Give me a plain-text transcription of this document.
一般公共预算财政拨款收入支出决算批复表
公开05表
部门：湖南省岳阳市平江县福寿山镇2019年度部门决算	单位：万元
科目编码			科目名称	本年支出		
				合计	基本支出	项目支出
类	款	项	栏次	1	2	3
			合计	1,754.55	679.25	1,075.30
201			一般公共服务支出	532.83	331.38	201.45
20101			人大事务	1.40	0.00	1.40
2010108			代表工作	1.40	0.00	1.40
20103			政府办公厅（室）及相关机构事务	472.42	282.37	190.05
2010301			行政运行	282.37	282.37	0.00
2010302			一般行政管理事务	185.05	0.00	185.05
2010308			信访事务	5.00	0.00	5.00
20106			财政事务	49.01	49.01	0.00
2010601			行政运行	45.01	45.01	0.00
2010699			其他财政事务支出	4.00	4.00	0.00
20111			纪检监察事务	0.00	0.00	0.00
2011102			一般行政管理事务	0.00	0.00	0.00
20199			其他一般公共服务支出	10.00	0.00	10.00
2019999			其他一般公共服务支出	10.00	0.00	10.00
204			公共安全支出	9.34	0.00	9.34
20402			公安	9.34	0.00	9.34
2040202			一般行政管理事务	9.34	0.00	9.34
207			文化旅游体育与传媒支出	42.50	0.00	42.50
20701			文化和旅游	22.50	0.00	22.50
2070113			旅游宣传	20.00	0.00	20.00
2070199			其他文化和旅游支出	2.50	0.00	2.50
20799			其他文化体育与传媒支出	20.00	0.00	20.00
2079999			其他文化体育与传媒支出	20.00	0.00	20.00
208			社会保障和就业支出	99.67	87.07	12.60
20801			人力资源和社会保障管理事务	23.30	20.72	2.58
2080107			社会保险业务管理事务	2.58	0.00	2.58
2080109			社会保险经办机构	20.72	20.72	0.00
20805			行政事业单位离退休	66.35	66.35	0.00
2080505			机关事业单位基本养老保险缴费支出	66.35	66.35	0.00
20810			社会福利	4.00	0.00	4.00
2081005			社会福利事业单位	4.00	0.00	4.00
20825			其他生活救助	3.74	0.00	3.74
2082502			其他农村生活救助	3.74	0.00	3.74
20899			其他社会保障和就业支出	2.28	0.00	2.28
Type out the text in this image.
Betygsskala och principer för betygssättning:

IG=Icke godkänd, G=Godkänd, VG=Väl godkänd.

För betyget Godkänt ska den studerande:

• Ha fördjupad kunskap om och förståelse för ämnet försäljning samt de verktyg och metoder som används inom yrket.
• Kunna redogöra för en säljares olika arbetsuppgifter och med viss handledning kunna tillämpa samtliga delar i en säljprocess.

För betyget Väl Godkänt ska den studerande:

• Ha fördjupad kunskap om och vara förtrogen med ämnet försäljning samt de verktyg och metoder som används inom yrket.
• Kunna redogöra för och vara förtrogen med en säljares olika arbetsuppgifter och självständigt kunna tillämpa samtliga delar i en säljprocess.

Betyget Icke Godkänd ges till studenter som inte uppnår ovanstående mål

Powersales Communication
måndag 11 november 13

=== CHALLENGE ===
What is needed here is an exact reproduction of all the entries.

=== EXERCISE RESPONSE ===
Give me a plain-text transcription of this document.
一般公共预算财政拨款收入支出决算批复表
公开05表
部门：湖南省岳阳市平江县福寿山镇2019年度部门决算	单位：万元
科目编码			科目名称	本年支出		
				合计	基本支出	项目支出
类	款	项	栏次	1	2	3
			合计	1,754.55	679.25	1,075.30
201			一般公共服务支出	532.83	331.38	201.45
20101			人大事务	1.40	0.00	1.40
2010108			代表工作	1.40	0.00	1.40
20103			政府办公厅（室）及相关机构事务	472.42	282.37	190.05
2010301			行政运行	282.37	282.37	0.00
2010302			一般行政管理事务	185.05	0.00	185.05
2010308			信访事务	5.00	0.00	5.00
20106			财政事务	49.01	49.01	0.00
2010601			行政运行	45.01	45.01	0.00
2010699			其他财政事务支出	4.00	4.00	0.00
20111			纪检监察事务	0.00	0.00	0.00
2011102			一般行政管理事务	0.00	0.00	0.00
20199			其他一般公共服务支出	10.00	0.00	10.00
2019999			其他一般公共服务支出	10.00	0.00	10.00
204			公共安全支出	9.34	0.00	9.34
20402			公安	9.34	0.00	9.34
2040202			一般行政管理事务	9.34	0.00	9.34
207			文化旅游体育与传媒支出	42.50	0.00	42.50
20701			文化和旅游	22.50	0.00	22.50
2070113			旅游宣传	20.00	0.00	20.00
2070199			其他文化和旅游支出	2.50	0.00	2.50
20799			其他文化体育与传媒支出	20.00	0.00	20.00
2079999			其他文化体育与传媒支出	20.00	0.00	20.00
208			社会保障和就业支出	99.67	87.07	12.60
20801			人力资源和社会保障管理事务	23.30	20.72	2.58
2080107			社会保险业务管理事务	2.58	0.00	2.58
2080109			社会保险经办机构	20.72	20.72	0.00
20805			行政事业单位离退休	66.35	66.35	0.00
2080505			机关事业单位基本养老保险缴费支出	66.35	66.35	0.00
20810			社会福利	4.00	0.00	4.00
2081005			社会福利事业单位	4.00	0.00	4.00
20825			其他生活救助	3.74	0.00	3.74
2082502			其他农村生活救助	3.74	0.00	3.74
20899			其他社会保障和就业支出	2.28	0.00	2.28
Type out the text in this image.
Betygsskala och principer för betygssättning:

IG=Icke godkänd, G=Godkänd, VG=Väl godkänd.

För betyget Godkänt ska den studerande:

• Ha fördjupad kunskap om och förståelse för ämnet försäljning samt de verktyg och metoder som används inom yrket.
• Kunna redogöra för en säljares olika arbetsuppgifter och med viss handledning kunna tillämpa samtliga delar i en säljprocess.

För betyget Väl Godkänt ska den studerande:

• Ha fördjupad kunskap om och vara förtrogen med ämnet försäljning samt de verktyg och metoder som används inom yrket.
• Kunna redogöra för och vara förtrogen med en säljares olika arbetsuppgifter och självständigt kunna tillämpa samtliga delar i en säljprocess.

Betyget Icke Godkänd ges till studenter som inte uppnår ovanstående mål

Powersales Communication
måndag 11 november 13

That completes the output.